> _SET TASK_: Give the number of lines that hold the string "title". Nothing else is needed.

> _DATASET ROWS_:
^^^^^^^^^^^^^^^^

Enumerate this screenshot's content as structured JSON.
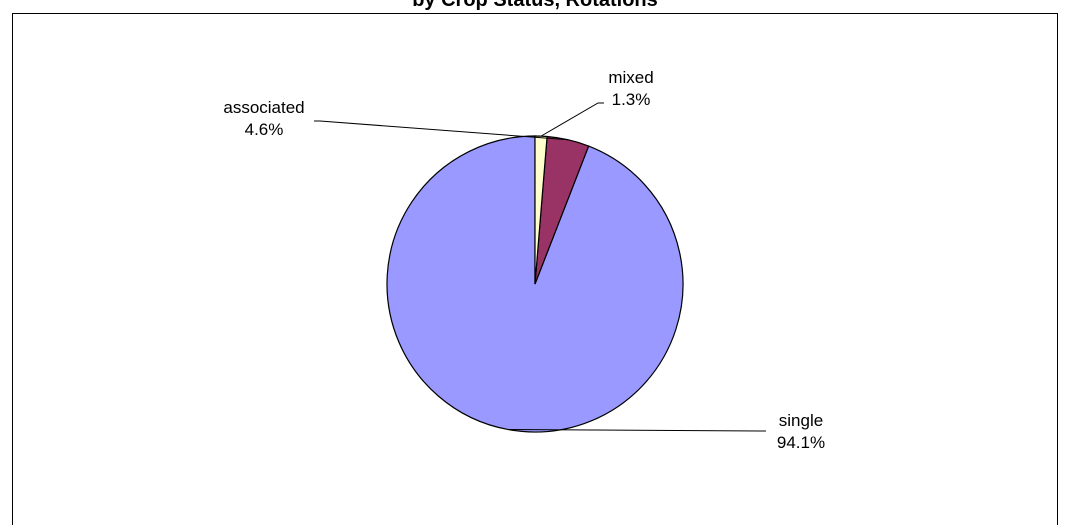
{
  "chart_data": {
    "type": "pie",
    "title": "by Crop Status, Rotations",
    "slices": [
      {
        "label": "single",
        "value": 94.1,
        "value_label": "94.1%",
        "color": "#9999FF"
      },
      {
        "label": "associated",
        "value": 4.6,
        "value_label": "4.6%",
        "color": "#993366"
      },
      {
        "label": "mixed",
        "value": 1.3,
        "value_label": "1.3%",
        "color": "#FFFFCC"
      }
    ],
    "start_angle_deg": 0,
    "direction": "counterclockwise",
    "legend": "none",
    "data_labels": "outside-with-leader-lines"
  }
}
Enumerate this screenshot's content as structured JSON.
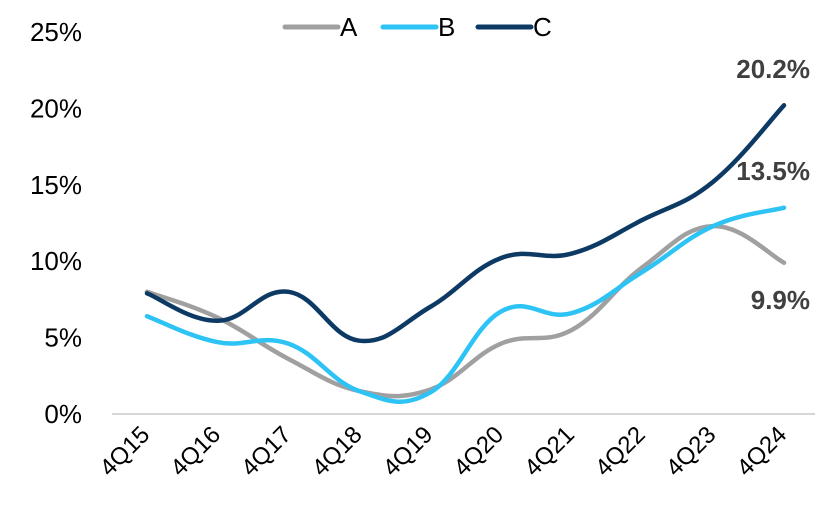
{
  "chart_data": {
    "type": "line",
    "title": "",
    "xlabel": "",
    "ylabel": "",
    "categories": [
      "4Q15",
      "4Q16",
      "4Q17",
      "4Q18",
      "4Q19",
      "4Q20",
      "4Q21",
      "4Q22",
      "4Q23",
      "4Q24"
    ],
    "ylim": [
      0,
      25
    ],
    "yticks": [
      "0%",
      "5%",
      "10%",
      "15%",
      "20%",
      "25%"
    ],
    "grid": false,
    "legend_position": "top-center",
    "smooth": true,
    "series": [
      {
        "name": "A",
        "color": "#a0a0a0",
        "values": [
          8.0,
          6.3,
          3.6,
          1.5,
          1.6,
          4.6,
          5.5,
          9.6,
          12.3,
          9.9
        ],
        "end_label": "9.9%"
      },
      {
        "name": "B",
        "color": "#2ec3f5",
        "values": [
          6.4,
          4.7,
          4.6,
          1.5,
          1.4,
          6.7,
          6.6,
          9.3,
          12.3,
          13.5
        ],
        "end_label": "13.5%"
      },
      {
        "name": "C",
        "color": "#0d3a64",
        "values": [
          7.9,
          6.1,
          8.0,
          4.8,
          7.0,
          10.2,
          10.5,
          12.7,
          15.2,
          20.2
        ],
        "end_label": "20.2%"
      }
    ]
  }
}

^^^^^^^^^^^^^^^^

> _RESPONSE TO THIS EXERCISE_: 2